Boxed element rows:

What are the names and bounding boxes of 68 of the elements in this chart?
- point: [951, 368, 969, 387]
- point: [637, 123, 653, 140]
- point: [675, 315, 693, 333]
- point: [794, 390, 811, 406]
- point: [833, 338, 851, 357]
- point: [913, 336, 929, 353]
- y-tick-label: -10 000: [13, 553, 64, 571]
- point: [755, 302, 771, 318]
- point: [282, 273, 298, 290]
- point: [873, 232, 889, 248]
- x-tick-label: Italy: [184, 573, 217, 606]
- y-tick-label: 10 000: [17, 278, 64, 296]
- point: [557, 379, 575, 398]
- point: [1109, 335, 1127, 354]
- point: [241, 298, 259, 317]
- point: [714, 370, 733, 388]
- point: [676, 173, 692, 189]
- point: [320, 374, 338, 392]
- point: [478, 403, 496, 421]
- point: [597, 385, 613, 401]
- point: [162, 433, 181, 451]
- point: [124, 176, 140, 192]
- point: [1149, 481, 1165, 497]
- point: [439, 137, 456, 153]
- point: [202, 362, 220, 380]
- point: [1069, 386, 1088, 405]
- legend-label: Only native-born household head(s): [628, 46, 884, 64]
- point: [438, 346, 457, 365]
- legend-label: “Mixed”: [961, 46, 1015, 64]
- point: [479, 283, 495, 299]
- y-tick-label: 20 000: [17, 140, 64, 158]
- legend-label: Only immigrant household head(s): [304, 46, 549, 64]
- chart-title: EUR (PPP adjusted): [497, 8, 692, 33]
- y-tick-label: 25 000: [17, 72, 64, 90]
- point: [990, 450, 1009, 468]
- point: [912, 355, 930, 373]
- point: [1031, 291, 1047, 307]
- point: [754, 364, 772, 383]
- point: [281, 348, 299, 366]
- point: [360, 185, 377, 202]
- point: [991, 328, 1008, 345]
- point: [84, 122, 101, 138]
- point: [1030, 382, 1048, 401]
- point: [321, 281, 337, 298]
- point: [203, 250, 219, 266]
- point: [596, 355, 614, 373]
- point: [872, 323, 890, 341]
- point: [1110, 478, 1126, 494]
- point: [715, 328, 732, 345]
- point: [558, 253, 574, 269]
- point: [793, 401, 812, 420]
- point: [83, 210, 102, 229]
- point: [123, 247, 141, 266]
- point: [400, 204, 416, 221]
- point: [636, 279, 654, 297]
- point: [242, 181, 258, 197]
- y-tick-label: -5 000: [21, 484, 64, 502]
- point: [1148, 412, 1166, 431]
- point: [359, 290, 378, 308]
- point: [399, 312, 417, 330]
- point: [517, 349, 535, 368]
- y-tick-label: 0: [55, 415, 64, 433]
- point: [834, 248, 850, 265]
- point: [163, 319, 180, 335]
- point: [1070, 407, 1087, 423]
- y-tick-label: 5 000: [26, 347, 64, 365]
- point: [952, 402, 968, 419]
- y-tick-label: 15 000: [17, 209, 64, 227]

### Exercise aim
Please lay out the rows as a Markdown table with the columns No. and Entry, starting at the first row and ending at the line that contains "- point: [241, 298, 259, 317]", with both included. Number each line in No., and leave out blank lines.

### Answer to this exercise
| No. | Entry |
|---|---|
| 1 | What are the names and bounding boxes of 68 of the elements in this chart? |
| 2 | - point: [951, 368, 969, 387] |
| 3 | - point: [637, 123, 653, 140] |
| 4 | - point: [675, 315, 693, 333] |
| 5 | - point: [794, 390, 811, 406] |
| 6 | - point: [833, 338, 851, 357] |
| 7 | - point: [913, 336, 929, 353] |
| 8 | - y-tick-label: -10 000: [13, 553, 64, 571] |
| 9 | - point: [755, 302, 771, 318] |
| 10 | - point: [282, 273, 298, 290] |
| 11 | - point: [873, 232, 889, 248] |
| 12 | - x-tick-label: Italy: [184, 573, 217, 606] |
| 13 | - y-tick-label: 10 000: [17, 278, 64, 296] |
| 14 | - point: [557, 379, 575, 398] |
| 15 | - point: [1109, 335, 1127, 354] |
| 16 | - point: [241, 298, 259, 317] |